:: RECORD EXCERPTS ::
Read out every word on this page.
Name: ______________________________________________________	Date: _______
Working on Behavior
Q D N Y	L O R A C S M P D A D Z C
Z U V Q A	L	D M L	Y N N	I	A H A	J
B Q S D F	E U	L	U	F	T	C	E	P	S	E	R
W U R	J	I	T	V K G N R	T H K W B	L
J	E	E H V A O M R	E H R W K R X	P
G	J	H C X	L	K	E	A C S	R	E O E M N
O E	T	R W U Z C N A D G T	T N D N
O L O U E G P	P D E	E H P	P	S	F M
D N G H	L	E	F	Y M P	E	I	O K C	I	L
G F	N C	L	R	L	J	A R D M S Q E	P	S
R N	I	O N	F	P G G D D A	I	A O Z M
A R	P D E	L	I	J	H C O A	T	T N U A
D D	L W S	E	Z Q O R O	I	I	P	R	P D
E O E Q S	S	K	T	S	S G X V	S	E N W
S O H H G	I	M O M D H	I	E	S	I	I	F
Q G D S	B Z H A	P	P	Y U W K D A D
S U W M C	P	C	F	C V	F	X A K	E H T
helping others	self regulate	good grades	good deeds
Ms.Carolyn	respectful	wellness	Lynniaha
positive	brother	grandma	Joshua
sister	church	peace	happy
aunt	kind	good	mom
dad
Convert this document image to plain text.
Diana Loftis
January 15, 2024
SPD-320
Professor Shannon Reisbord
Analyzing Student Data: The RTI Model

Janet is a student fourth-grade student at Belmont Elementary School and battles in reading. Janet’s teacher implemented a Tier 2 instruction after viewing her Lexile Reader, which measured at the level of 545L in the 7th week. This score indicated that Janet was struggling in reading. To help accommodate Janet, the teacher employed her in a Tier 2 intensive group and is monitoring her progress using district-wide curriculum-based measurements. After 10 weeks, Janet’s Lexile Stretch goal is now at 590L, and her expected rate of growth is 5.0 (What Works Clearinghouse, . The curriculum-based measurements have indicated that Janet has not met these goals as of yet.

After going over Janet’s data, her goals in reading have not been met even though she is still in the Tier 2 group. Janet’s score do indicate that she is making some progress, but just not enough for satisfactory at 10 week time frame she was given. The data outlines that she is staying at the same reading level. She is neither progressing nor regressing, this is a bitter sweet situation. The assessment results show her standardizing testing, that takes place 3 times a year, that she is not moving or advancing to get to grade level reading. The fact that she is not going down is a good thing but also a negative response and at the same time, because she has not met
:::
> _YOUR INSTRUCTIONS_
The records above should be duplicated in full, exactly as given.

> _RESPONSE TO THIS EXERCISE_
Read out every word on this page.
Name: ______________________________________________________	Date: _______
Working on Behavior
Q D N Y	L O R A C S M P D A D Z C
Z U V Q A	L	D M L	Y N N	I	A H A	J
B Q S D F	E U	L	U	F	T	C	E	P	S	E	R
W U R	J	I	T	V K G N R	T H K W B	L
J	E	E H V A O M R	E H R W K R X	P
G	J	H C X	L	K	E	A C S	R	E O E M N
O E	T	R W U Z C N A D G T	T N D N
O L O U E G P	P D E	E H P	P	S	F M
D N G H	L	E	F	Y M P	E	I	O K C	I	L
G F	N C	L	R	L	J	A R D M S Q E	P	S
R N	I	O N	F	P G G D D A	I	A O Z M
A R	P D E	L	I	J	H C O A	T	T N U A
D D	L W S	E	Z Q O R O	I	I	P	R	P D
E O E Q S	S	K	T	S	S G X V	S	E N W
S O H H G	I	M O M D H	I	E	S	I	I	F
Q G D S	B Z H A	P	P	Y U W K D A D
S U W M C	P	C	F	C V	F	X A K	E H T
helping others	self regulate	good grades	good deeds
Ms.Carolyn	respectful	wellness	Lynniaha
positive	brother	grandma	Joshua
sister	church	peace	happy
aunt	kind	good	mom
dad
Convert this document image to plain text.
Diana Loftis
January 15, 2024
SPD-320
Professor Shannon Reisbord
Analyzing Student Data: The RTI Model

Janet is a student fourth-grade student at Belmont Elementary School and battles in reading. Janet’s teacher implemented a Tier 2 instruction after viewing her Lexile Reader, which measured at the level of 545L in the 7th week. This score indicated that Janet was struggling in reading. To help accommodate Janet, the teacher employed her in a Tier 2 intensive group and is monitoring her progress using district-wide curriculum-based measurements. After 10 weeks, Janet’s Lexile Stretch goal is now at 590L, and her expected rate of growth is 5.0 (What Works Clearinghouse, . The curriculum-based measurements have indicated that Janet has not met these goals as of yet.

After going over Janet’s data, her goals in reading have not been met even though she is still in the Tier 2 group. Janet’s score do indicate that she is making some progress, but just not enough for satisfactory at 10 week time frame she was given. The data outlines that she is staying at the same reading level. She is neither progressing nor regressing, this is a bitter sweet situation. The assessment results show her standardizing testing, that takes place 3 times a year, that she is not moving or advancing to get to grade level reading. The fact that she is not going down is a good thing but also a negative response and at the same time, because she has not met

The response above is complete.